-- Start of Dataset --

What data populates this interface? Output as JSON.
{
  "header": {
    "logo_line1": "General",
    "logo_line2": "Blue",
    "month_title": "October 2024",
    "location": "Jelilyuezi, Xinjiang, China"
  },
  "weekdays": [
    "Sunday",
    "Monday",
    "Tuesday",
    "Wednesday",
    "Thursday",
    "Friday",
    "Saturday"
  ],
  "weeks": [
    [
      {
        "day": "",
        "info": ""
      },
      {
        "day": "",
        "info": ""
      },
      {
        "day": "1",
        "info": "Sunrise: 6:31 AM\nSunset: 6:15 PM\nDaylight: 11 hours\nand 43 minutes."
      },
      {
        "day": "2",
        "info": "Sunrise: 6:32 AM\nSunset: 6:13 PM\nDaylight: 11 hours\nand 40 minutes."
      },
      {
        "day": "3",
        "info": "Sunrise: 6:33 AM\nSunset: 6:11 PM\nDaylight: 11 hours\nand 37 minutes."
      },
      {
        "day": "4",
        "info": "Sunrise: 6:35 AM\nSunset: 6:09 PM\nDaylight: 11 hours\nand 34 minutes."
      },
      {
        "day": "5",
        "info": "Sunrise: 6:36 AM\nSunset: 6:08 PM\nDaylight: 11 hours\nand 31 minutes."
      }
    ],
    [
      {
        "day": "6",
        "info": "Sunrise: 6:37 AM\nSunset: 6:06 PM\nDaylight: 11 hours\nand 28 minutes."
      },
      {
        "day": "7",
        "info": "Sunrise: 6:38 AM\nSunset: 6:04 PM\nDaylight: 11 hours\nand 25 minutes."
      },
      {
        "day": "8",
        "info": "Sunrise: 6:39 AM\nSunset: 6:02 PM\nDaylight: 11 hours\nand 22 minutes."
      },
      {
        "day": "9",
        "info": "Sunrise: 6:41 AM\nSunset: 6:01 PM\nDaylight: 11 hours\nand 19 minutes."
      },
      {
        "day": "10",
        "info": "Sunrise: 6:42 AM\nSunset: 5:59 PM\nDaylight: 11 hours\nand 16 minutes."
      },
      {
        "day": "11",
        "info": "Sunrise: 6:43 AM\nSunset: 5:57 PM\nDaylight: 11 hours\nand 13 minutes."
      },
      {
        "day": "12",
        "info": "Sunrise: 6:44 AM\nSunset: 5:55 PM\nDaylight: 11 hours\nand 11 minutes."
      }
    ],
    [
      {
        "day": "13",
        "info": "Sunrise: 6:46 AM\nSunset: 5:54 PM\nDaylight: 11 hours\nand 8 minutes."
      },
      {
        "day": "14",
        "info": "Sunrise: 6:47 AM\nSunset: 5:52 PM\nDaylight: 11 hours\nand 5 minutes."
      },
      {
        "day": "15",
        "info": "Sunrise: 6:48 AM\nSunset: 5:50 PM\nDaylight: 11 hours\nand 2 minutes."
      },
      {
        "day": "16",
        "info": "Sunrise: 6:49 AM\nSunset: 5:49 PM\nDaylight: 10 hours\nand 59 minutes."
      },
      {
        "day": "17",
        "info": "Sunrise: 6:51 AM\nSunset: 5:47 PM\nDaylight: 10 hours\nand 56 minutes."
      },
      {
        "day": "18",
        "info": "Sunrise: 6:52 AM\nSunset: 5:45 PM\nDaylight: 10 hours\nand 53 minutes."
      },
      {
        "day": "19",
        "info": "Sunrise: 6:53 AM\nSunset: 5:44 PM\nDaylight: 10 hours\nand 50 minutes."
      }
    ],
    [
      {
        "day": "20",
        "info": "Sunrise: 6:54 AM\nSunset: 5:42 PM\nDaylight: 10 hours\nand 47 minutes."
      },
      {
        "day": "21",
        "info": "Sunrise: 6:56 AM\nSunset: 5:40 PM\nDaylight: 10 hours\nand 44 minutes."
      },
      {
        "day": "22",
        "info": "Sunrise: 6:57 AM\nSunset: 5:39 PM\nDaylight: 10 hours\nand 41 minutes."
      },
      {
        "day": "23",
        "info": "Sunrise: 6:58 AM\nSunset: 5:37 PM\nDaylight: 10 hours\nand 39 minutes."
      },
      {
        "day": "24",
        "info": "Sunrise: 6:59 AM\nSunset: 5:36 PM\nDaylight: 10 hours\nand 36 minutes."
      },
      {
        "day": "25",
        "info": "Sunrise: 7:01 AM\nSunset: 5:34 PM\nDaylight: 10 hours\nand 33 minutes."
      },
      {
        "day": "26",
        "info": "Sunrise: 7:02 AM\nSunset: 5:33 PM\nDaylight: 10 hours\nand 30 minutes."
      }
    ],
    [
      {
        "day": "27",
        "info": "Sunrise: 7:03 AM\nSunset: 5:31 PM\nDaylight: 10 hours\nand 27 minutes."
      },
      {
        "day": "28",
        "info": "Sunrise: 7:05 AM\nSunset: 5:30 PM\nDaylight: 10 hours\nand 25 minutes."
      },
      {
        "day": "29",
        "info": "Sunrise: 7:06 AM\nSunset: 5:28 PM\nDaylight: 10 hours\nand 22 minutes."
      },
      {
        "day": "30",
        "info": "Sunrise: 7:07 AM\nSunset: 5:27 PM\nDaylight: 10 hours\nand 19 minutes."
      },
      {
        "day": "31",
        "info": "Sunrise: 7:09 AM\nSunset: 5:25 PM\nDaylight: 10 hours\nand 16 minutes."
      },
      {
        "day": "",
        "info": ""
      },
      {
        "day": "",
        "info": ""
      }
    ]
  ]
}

-- End of Dataset --

**Your task**.
All of the entries must be written out exactly as they stand.

**Answer to this exercise**.
What data populates this interface? Output as JSON.
{
  "header": {
    "logo_line1": "General",
    "logo_line2": "Blue",
    "month_title": "October 2024",
    "location": "Jelilyuezi, Xinjiang, China"
  },
  "weekdays": [
    "Sunday",
    "Monday",
    "Tuesday",
    "Wednesday",
    "Thursday",
    "Friday",
    "Saturday"
  ],
  "weeks": [
    [
      {
        "day": "",
        "info": ""
      },
      {
        "day": "",
        "info": ""
      },
      {
        "day": "1",
        "info": "Sunrise: 6:31 AM\nSunset: 6:15 PM\nDaylight: 11 hours\nand 43 minutes."
      },
      {
        "day": "2",
        "info": "Sunrise: 6:32 AM\nSunset: 6:13 PM\nDaylight: 11 hours\nand 40 minutes."
      },
      {
        "day": "3",
        "info": "Sunrise: 6:33 AM\nSunset: 6:11 PM\nDaylight: 11 hours\nand 37 minutes."
      },
      {
        "day": "4",
        "info": "Sunrise: 6:35 AM\nSunset: 6:09 PM\nDaylight: 11 hours\nand 34 minutes."
      },
      {
        "day": "5",
        "info": "Sunrise: 6:36 AM\nSunset: 6:08 PM\nDaylight: 11 hours\nand 31 minutes."
      }
    ],
    [
      {
        "day": "6",
        "info": "Sunrise: 6:37 AM\nSunset: 6:06 PM\nDaylight: 11 hours\nand 28 minutes."
      },
      {
        "day": "7",
        "info": "Sunrise: 6:38 AM\nSunset: 6:04 PM\nDaylight: 11 hours\nand 25 minutes."
      },
      {
        "day": "8",
        "info": "Sunrise: 6:39 AM\nSunset: 6:02 PM\nDaylight: 11 hours\nand 22 minutes."
      },
      {
        "day": "9",
        "info": "Sunrise: 6:41 AM\nSunset: 6:01 PM\nDaylight: 11 hours\nand 19 minutes."
      },
      {
        "day": "10",
        "info": "Sunrise: 6:42 AM\nSunset: 5:59 PM\nDaylight: 11 hours\nand 16 minutes."
      },
      {
        "day": "11",
        "info": "Sunrise: 6:43 AM\nSunset: 5:57 PM\nDaylight: 11 hours\nand 13 minutes."
      },
      {
        "day": "12",
        "info": "Sunrise: 6:44 AM\nSunset: 5:55 PM\nDaylight: 11 hours\nand 11 minutes."
      }
    ],
    [
      {
        "day": "13",
        "info": "Sunrise: 6:46 AM\nSunset: 5:54 PM\nDaylight: 11 hours\nand 8 minutes."
      },
      {
        "day": "14",
        "info": "Sunrise: 6:47 AM\nSunset: 5:52 PM\nDaylight: 11 hours\nand 5 minutes."
      },
      {
        "day": "15",
        "info": "Sunrise: 6:48 AM\nSunset: 5:50 PM\nDaylight: 11 hours\nand 2 minutes."
      },
      {
        "day": "16",
        "info": "Sunrise: 6:49 AM\nSunset: 5:49 PM\nDaylight: 10 hours\nand 59 minutes."
      },
      {
        "day": "17",
        "info": "Sunrise: 6:51 AM\nSunset: 5:47 PM\nDaylight: 10 hours\nand 56 minutes."
      },
      {
        "day": "18",
        "info": "Sunrise: 6:52 AM\nSunset: 5:45 PM\nDaylight: 10 hours\nand 53 minutes."
      },
      {
        "day": "19",
        "info": "Sunrise: 6:53 AM\nSunset: 5:44 PM\nDaylight: 10 hours\nand 50 minutes."
      }
    ],
    [
      {
        "day": "20",
        "info": "Sunrise: 6:54 AM\nSunset: 5:42 PM\nDaylight: 10 hours\nand 47 minutes."
      },
      {
        "day": "21",
        "info": "Sunrise: 6:56 AM\nSunset: 5:40 PM\nDaylight: 10 hours\nand 44 minutes."
      },
      {
        "day": "22",
        "info": "Sunrise: 6:57 AM\nSunset: 5:39 PM\nDaylight: 10 hours\nand 41 minutes."
      },
      {
        "day": "23",
        "info": "Sunrise: 6:58 AM\nSunset: 5:37 PM\nDaylight: 10 hours\nand 39 minutes."
      },
      {
        "day": "24",
        "info": "Sunrise: 6:59 AM\nSunset: 5:36 PM\nDaylight: 10 hours\nand 36 minutes."
      },
      {
        "day": "25",
        "info": "Sunrise: 7:01 AM\nSunset: 5:34 PM\nDaylight: 10 hours\nand 33 minutes."
      },
      {
        "day": "26",
        "info": "Sunrise: 7:02 AM\nSunset: 5:33 PM\nDaylight: 10 hours\nand 30 minutes."
      }
    ],
    [
      {
        "day": "27",
        "info": "Sunrise: 7:03 AM\nSunset: 5:31 PM\nDaylight: 10 hours\nand 27 minutes."
      },
      {
        "day": "28",
        "info": "Sunrise: 7:05 AM\nSunset: 5:30 PM\nDaylight: 10 hours\nand 25 minutes."
      },
      {
        "day": "29",
        "info": "Sunrise: 7:06 AM\nSunset: 5:28 PM\nDaylight: 10 hours\nand 22 minutes."
      },
      {
        "day": "30",
        "info": "Sunrise: 7:07 AM\nSunset: 5:27 PM\nDaylight: 10 hours\nand 19 minutes."
      },
      {
        "day": "31",
        "info": "Sunrise: 7:09 AM\nSunset: 5:25 PM\nDaylight: 10 hours\nand 16 minutes."
      },
      {
        "day": "",
        "info": ""
      },
      {
        "day": "",
        "info": ""
      }
    ]
  ]
}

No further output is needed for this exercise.